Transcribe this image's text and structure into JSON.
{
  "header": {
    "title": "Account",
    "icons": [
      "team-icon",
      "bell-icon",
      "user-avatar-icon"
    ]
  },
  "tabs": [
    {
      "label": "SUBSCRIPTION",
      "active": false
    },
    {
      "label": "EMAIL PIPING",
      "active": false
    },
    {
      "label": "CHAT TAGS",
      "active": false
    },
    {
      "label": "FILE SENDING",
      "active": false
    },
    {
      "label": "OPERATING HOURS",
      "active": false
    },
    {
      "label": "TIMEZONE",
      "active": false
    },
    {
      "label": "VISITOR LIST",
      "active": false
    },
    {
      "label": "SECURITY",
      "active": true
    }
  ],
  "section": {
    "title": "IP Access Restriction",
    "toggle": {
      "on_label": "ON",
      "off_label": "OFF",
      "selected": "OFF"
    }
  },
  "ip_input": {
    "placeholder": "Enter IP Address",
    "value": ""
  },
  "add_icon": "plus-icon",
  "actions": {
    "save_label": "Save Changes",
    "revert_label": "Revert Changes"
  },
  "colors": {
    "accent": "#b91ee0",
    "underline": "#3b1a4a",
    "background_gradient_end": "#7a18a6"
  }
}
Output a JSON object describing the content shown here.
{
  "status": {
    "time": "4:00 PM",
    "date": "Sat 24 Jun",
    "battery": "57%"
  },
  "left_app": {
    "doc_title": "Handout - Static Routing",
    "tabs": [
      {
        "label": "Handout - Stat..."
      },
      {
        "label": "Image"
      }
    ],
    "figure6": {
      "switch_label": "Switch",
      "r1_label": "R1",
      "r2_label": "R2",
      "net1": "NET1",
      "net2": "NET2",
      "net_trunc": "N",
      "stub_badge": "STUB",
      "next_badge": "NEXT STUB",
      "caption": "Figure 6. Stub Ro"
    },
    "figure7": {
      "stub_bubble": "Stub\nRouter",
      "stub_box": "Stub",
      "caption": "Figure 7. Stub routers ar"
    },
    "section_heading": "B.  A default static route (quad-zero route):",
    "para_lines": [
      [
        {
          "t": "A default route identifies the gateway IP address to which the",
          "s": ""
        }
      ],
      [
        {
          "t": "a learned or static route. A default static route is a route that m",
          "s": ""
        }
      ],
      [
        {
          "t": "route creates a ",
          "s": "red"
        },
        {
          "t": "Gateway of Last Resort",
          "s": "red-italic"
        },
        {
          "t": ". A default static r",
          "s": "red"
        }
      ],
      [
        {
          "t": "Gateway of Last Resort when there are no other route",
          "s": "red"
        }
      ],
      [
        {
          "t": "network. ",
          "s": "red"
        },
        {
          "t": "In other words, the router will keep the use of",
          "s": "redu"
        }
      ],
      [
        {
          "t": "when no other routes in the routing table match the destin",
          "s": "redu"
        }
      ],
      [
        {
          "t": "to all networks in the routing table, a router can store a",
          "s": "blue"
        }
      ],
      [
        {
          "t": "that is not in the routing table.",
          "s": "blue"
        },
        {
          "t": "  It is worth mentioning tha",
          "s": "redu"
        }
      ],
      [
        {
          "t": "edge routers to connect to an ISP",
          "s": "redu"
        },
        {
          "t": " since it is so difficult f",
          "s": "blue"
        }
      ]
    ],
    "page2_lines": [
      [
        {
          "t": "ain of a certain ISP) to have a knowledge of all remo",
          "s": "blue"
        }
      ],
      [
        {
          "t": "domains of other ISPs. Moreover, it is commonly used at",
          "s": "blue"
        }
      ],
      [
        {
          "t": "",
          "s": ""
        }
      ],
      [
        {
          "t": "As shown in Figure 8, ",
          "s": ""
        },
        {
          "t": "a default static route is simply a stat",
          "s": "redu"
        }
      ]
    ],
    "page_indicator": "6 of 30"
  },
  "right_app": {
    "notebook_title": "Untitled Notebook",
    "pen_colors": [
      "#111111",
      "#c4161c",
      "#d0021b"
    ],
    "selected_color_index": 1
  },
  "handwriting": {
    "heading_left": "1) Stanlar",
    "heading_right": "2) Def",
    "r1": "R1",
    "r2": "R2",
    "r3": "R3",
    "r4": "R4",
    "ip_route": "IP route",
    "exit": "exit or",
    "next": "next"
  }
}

Stated exercise: All of the material above needs to be retyped word for word.

Reply:
Transcribe this image's text and structure into JSON.
{
  "header": {
    "title": "Account",
    "icons": [
      "team-icon",
      "bell-icon",
      "user-avatar-icon"
    ]
  },
  "tabs": [
    {
      "label": "SUBSCRIPTION",
      "active": false
    },
    {
      "label": "EMAIL PIPING",
      "active": false
    },
    {
      "label": "CHAT TAGS",
      "active": false
    },
    {
      "label": "FILE SENDING",
      "active": false
    },
    {
      "label": "OPERATING HOURS",
      "active": false
    },
    {
      "label": "TIMEZONE",
      "active": false
    },
    {
      "label": "VISITOR LIST",
      "active": false
    },
    {
      "label": "SECURITY",
      "active": true
    }
  ],
  "section": {
    "title": "IP Access Restriction",
    "toggle": {
      "on_label": "ON",
      "off_label": "OFF",
      "selected": "OFF"
    }
  },
  "ip_input": {
    "placeholder": "Enter IP Address",
    "value": ""
  },
  "add_icon": "plus-icon",
  "actions": {
    "save_label": "Save Changes",
    "revert_label": "Revert Changes"
  },
  "colors": {
    "accent": "#b91ee0",
    "underline": "#3b1a4a",
    "background_gradient_end": "#7a18a6"
  }
}
Output a JSON object describing the content shown here.
{
  "status": {
    "time": "4:00 PM",
    "date": "Sat 24 Jun",
    "battery": "57%"
  },
  "left_app": {
    "doc_title": "Handout - Static Routing",
    "tabs": [
      {
        "label": "Handout - Stat..."
      },
      {
        "label": "Image"
      }
    ],
    "figure6": {
      "switch_label": "Switch",
      "r1_label": "R1",
      "r2_label": "R2",
      "net1": "NET1",
      "net2": "NET2",
      "net_trunc": "N",
      "stub_badge": "STUB",
      "next_badge": "NEXT STUB",
      "caption": "Figure 6. Stub Ro"
    },
    "figure7": {
      "stub_bubble": "Stub\nRouter",
      "stub_box": "Stub",
      "caption": "Figure 7. Stub routers ar"
    },
    "section_heading": "B.  A default static route (quad-zero route):",
    "para_lines": [
      [
        {
          "t": "A default route identifies the gateway IP address to which the",
          "s": ""
        }
      ],
      [
        {
          "t": "a learned or static route. A default static route is a route that m",
          "s": ""
        }
      ],
      [
        {
          "t": "route creates a ",
          "s": "red"
        },
        {
          "t": "Gateway of Last Resort",
          "s": "red-italic"
        },
        {
          "t": ". A default static r",
          "s": "red"
        }
      ],
      [
        {
          "t": "Gateway of Last Resort when there are no other route",
          "s": "red"
        }
      ],
      [
        {
          "t": "network. ",
          "s": "red"
        },
        {
          "t": "In other words, the router will keep the use of",
          "s": "redu"
        }
      ],
      [
        {
          "t": "when no other routes in the routing table match the destin",
          "s": "redu"
        }
      ],
      [
        {
          "t": "to all networks in the routing table, a router can store a",
          "s": "blue"
        }
      ],
      [
        {
          "t": "that is not in the routing table.",
          "s": "blue"
        },
        {
          "t": "  It is worth mentioning tha",
          "s": "redu"
        }
      ],
      [
        {
          "t": "edge routers to connect to an ISP",
          "s": "redu"
        },
        {
          "t": " since it is so difficult f",
          "s": "blue"
        }
      ]
    ],
    "page2_lines": [
      [
        {
          "t": "ain of a certain ISP) to have a knowledge of all remo",
          "s": "blue"
        }
      ],
      [
        {
          "t": "domains of other ISPs. Moreover, it is commonly used at",
          "s": "blue"
        }
      ],
      [
        {
          "t": "",
          "s": ""
        }
      ],
      [
        {
          "t": "As shown in Figure 8, ",
          "s": ""
        },
        {
          "t": "a default static route is simply a stat",
          "s": "redu"
        }
      ]
    ],
    "page_indicator": "6 of 30"
  },
  "right_app": {
    "notebook_title": "Untitled Notebook",
    "pen_colors": [
      "#111111",
      "#c4161c",
      "#d0021b"
    ],
    "selected_color_index": 1
  },
  "handwriting": {
    "heading_left": "1) Stanlar",
    "heading_right": "2) Def",
    "r1": "R1",
    "r2": "R2",
    "r3": "R3",
    "r4": "R4",
    "ip_route": "IP route",
    "exit": "exit or",
    "next": "next"
  }
}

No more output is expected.